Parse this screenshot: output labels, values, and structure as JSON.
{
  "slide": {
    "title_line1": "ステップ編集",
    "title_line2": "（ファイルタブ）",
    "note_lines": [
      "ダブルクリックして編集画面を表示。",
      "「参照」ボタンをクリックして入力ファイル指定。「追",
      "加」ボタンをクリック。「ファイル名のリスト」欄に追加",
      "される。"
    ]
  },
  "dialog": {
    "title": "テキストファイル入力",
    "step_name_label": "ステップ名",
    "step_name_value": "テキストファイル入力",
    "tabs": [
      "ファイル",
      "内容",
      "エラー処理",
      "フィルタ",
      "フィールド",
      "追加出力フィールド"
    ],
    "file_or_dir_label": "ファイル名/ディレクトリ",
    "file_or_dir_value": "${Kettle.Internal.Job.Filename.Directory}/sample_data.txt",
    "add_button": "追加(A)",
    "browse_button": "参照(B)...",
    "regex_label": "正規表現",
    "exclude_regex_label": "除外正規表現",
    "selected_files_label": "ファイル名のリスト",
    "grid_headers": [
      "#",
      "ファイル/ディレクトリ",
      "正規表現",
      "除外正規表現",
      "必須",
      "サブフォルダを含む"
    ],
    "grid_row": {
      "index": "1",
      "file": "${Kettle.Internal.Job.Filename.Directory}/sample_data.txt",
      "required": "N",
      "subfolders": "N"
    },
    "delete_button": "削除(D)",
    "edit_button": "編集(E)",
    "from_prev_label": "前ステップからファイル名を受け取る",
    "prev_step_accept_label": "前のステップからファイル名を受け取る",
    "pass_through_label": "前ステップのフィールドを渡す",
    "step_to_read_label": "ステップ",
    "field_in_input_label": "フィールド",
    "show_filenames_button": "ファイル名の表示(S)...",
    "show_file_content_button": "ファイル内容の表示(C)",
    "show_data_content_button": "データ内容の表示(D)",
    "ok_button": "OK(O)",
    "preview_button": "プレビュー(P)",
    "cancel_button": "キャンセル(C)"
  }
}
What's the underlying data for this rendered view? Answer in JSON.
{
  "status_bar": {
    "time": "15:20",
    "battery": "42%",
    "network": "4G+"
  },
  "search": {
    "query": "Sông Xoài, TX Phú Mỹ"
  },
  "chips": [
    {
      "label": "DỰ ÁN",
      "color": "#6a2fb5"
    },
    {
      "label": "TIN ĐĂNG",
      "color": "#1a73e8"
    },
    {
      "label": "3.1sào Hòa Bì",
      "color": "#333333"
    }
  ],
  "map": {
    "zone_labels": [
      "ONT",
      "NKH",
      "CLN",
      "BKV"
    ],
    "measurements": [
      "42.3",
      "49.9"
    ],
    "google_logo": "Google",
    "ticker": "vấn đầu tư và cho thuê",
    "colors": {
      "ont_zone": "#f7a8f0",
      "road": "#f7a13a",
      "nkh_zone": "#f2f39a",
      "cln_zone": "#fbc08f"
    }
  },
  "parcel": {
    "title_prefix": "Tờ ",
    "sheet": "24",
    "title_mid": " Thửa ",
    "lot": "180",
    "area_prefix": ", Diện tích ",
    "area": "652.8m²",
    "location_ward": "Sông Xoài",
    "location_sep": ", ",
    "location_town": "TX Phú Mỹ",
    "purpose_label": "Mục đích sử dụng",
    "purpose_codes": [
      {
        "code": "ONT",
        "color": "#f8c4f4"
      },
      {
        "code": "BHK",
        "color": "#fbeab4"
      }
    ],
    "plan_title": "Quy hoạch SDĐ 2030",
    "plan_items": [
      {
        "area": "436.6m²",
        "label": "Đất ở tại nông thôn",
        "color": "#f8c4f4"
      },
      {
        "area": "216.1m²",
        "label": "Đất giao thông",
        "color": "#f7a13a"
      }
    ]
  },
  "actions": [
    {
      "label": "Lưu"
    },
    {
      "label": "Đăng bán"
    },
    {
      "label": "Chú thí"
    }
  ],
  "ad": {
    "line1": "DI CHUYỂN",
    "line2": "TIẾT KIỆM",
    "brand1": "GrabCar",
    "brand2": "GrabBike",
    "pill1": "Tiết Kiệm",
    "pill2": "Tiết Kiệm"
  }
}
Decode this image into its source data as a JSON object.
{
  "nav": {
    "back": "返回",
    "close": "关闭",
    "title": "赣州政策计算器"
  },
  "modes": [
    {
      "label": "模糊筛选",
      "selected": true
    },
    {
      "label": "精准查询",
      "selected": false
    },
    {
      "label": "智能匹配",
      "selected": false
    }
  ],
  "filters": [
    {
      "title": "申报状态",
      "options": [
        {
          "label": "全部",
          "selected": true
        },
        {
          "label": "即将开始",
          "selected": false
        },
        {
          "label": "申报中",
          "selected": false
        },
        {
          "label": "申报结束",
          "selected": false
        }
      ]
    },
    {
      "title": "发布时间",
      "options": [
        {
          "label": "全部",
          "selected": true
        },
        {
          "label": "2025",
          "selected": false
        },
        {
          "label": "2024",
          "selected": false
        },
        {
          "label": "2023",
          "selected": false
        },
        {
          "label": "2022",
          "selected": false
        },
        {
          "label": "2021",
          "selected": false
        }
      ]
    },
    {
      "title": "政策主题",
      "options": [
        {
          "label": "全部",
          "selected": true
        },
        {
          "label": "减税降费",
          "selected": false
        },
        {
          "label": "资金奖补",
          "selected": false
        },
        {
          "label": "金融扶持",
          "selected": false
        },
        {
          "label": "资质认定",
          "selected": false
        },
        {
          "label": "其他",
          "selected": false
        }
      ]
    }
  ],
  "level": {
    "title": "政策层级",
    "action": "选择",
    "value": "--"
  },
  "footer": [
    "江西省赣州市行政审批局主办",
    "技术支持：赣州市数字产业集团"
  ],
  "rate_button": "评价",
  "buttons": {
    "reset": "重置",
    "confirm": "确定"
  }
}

***

◆ Task directions
Make an exact copy of the material above.

◆ Problem solution
Parse this screenshot: output labels, values, and structure as JSON.
{
  "slide": {
    "title_line1": "ステップ編集",
    "title_line2": "（ファイルタブ）",
    "note_lines": [
      "ダブルクリックして編集画面を表示。",
      "「参照」ボタンをクリックして入力ファイル指定。「追",
      "加」ボタンをクリック。「ファイル名のリスト」欄に追加",
      "される。"
    ]
  },
  "dialog": {
    "title": "テキストファイル入力",
    "step_name_label": "ステップ名",
    "step_name_value": "テキストファイル入力",
    "tabs": [
      "ファイル",
      "内容",
      "エラー処理",
      "フィルタ",
      "フィールド",
      "追加出力フィールド"
    ],
    "file_or_dir_label": "ファイル名/ディレクトリ",
    "file_or_dir_value": "${Kettle.Internal.Job.Filename.Directory}/sample_data.txt",
    "add_button": "追加(A)",
    "browse_button": "参照(B)...",
    "regex_label": "正規表現",
    "exclude_regex_label": "除外正規表現",
    "selected_files_label": "ファイル名のリスト",
    "grid_headers": [
      "#",
      "ファイル/ディレクトリ",
      "正規表現",
      "除外正規表現",
      "必須",
      "サブフォルダを含む"
    ],
    "grid_row": {
      "index": "1",
      "file": "${Kettle.Internal.Job.Filename.Directory}/sample_data.txt",
      "required": "N",
      "subfolders": "N"
    },
    "delete_button": "削除(D)",
    "edit_button": "編集(E)",
    "from_prev_label": "前ステップからファイル名を受け取る",
    "prev_step_accept_label": "前のステップからファイル名を受け取る",
    "pass_through_label": "前ステップのフィールドを渡す",
    "step_to_read_label": "ステップ",
    "field_in_input_label": "フィールド",
    "show_filenames_button": "ファイル名の表示(S)...",
    "show_file_content_button": "ファイル内容の表示(C)",
    "show_data_content_button": "データ内容の表示(D)",
    "ok_button": "OK(O)",
    "preview_button": "プレビュー(P)",
    "cancel_button": "キャンセル(C)"
  }
}
What's the underlying data for this rendered view? Answer in JSON.
{
  "status_bar": {
    "time": "15:20",
    "battery": "42%",
    "network": "4G+"
  },
  "search": {
    "query": "Sông Xoài, TX Phú Mỹ"
  },
  "chips": [
    {
      "label": "DỰ ÁN",
      "color": "#6a2fb5"
    },
    {
      "label": "TIN ĐĂNG",
      "color": "#1a73e8"
    },
    {
      "label": "3.1sào Hòa Bì",
      "color": "#333333"
    }
  ],
  "map": {
    "zone_labels": [
      "ONT",
      "NKH",
      "CLN",
      "BKV"
    ],
    "measurements": [
      "42.3",
      "49.9"
    ],
    "google_logo": "Google",
    "ticker": "vấn đầu tư và cho thuê",
    "colors": {
      "ont_zone": "#f7a8f0",
      "road": "#f7a13a",
      "nkh_zone": "#f2f39a",
      "cln_zone": "#fbc08f"
    }
  },
  "parcel": {
    "title_prefix": "Tờ ",
    "sheet": "24",
    "title_mid": " Thửa ",
    "lot": "180",
    "area_prefix": ", Diện tích ",
    "area": "652.8m²",
    "location_ward": "Sông Xoài",
    "location_sep": ", ",
    "location_town": "TX Phú Mỹ",
    "purpose_label": "Mục đích sử dụng",
    "purpose_codes": [
      {
        "code": "ONT",
        "color": "#f8c4f4"
      },
      {
        "code": "BHK",
        "color": "#fbeab4"
      }
    ],
    "plan_title": "Quy hoạch SDĐ 2030",
    "plan_items": [
      {
        "area": "436.6m²",
        "label": "Đất ở tại nông thôn",
        "color": "#f8c4f4"
      },
      {
        "area": "216.1m²",
        "label": "Đất giao thông",
        "color": "#f7a13a"
      }
    ]
  },
  "actions": [
    {
      "label": "Lưu"
    },
    {
      "label": "Đăng bán"
    },
    {
      "label": "Chú thí"
    }
  ],
  "ad": {
    "line1": "DI CHUYỂN",
    "line2": "TIẾT KIỆM",
    "brand1": "GrabCar",
    "brand2": "GrabBike",
    "pill1": "Tiết Kiệm",
    "pill2": "Tiết Kiệm"
  }
}
Decode this image into its source data as a JSON object.
{
  "nav": {
    "back": "返回",
    "close": "关闭",
    "title": "赣州政策计算器"
  },
  "modes": [
    {
      "label": "模糊筛选",
      "selected": true
    },
    {
      "label": "精准查询",
      "selected": false
    },
    {
      "label": "智能匹配",
      "selected": false
    }
  ],
  "filters": [
    {
      "title": "申报状态",
      "options": [
        {
          "label": "全部",
          "selected": true
        },
        {
          "label": "即将开始",
          "selected": false
        },
        {
          "label": "申报中",
          "selected": false
        },
        {
          "label": "申报结束",
          "selected": false
        }
      ]
    },
    {
      "title": "发布时间",
      "options": [
        {
          "label": "全部",
          "selected": true
        },
        {
          "label": "2025",
          "selected": false
        },
        {
          "label": "2024",
          "selected": false
        },
        {
          "label": "2023",
          "selected": false
        },
        {
          "label": "2022",
          "selected": false
        },
        {
          "label": "2021",
          "selected": false
        }
      ]
    },
    {
      "title": "政策主题",
      "options": [
        {
          "label": "全部",
          "selected": true
        },
        {
          "label": "减税降费",
          "selected": false
        },
        {
          "label": "资金奖补",
          "selected": false
        },
        {
          "label": "金融扶持",
          "selected": false
        },
        {
          "label": "资质认定",
          "selected": false
        },
        {
          "label": "其他",
          "selected": false
        }
      ]
    }
  ],
  "level": {
    "title": "政策层级",
    "action": "选择",
    "value": "--"
  },
  "footer": [
    "江西省赣州市行政审批局主办",
    "技术支持：赣州市数字产业集团"
  ],
  "rate_button": "评价",
  "buttons": {
    "reset": "重置",
    "confirm": "确定"
  }
}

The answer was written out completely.